> Source passage:
━━━━━━━━━━━━━━━━━━━━━━━━━━━━━━
Logical Labelling of Document Image - Semantic Scholar

Logical Labeling of Document Images Using Layout Graph Matching with Adaptive Learning Jian Liang and David Doermann Institute for Advanced Computer Studies University of Maryland at College Park {lj, doermann}@cfar.umd.edu

Abstract. Logical structure analysis of document images is an important problem in document image understanding. In this paper, we propose a graph matching approach to label logical components on a document page. Our system is able to learn a model for a document class, use this model to label document images through graph matching, and adaptively improve the model with error feed back. We tested our method on journal/proceeding article title pages. The experimental results show promising accuracy, and confirm the ability of adaptive learning.
━━━━━━━━━━━━━━━━━━━━━━━━━━━━━━
> Source excerpt:
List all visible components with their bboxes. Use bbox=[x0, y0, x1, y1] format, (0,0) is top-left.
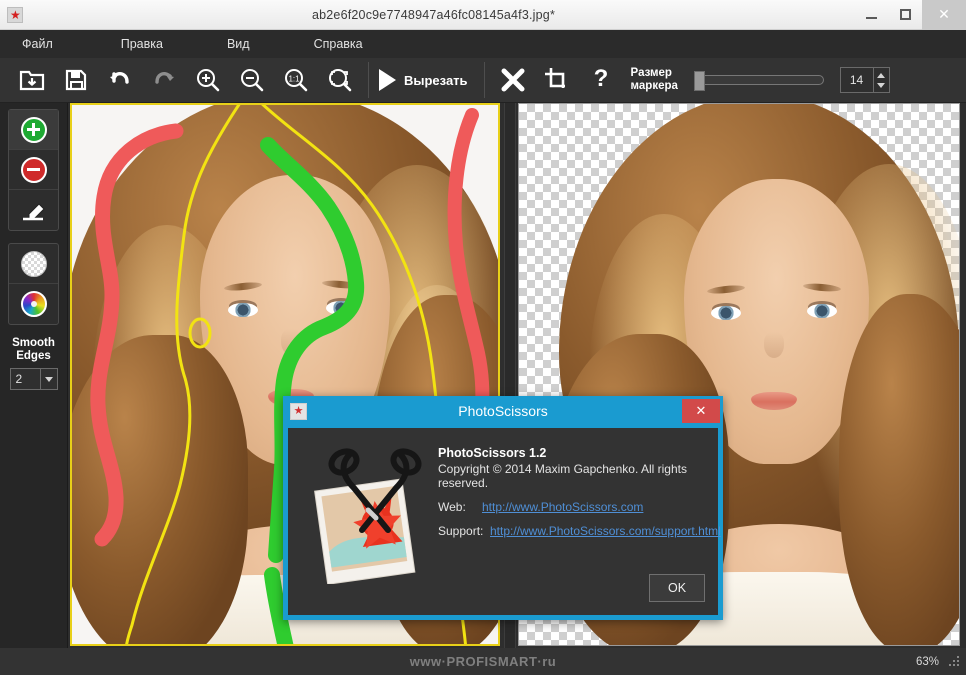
━━━━━━━━━━━━━━━━━━━━━━━━━━━━━━
> Exercises:
A: Decide whether each statement agrees with the abstract on logical labeling, answering yes or no and quoting the deciding words: (i) the system refines its model using error feedback; (ii) the method was tested on newspaper front pages; (iii) the approach labels logical components through graph matching.
B: Please print the stretch of the abstract on logical labeling from "Abstract. Logical structure" through "of adaptive learning.".
The lines have no connection to the abstract on logical labeling.

> Complete answers:
A:
(i) Yes: "adaptively improve the model with error feed back"
(ii) No: "We tested our method on journal/proceeding article title pages."
(iii) Yes: "we propose a graph matching approach to label logical components on a document page"

B:
Abstract. Logical structure analysis of document images is an important problem in document image understanding. In this paper, we propose a graph matching approach to label logical components on a document page. Our system is able to learn a model for a document class, use this model to label document images through graph matching, and adaptively improve the model with error feed back. We tested our method on journal/proceeding article title pages. The experimental results show promising accuracy, and confirm the ability of adaptive learning.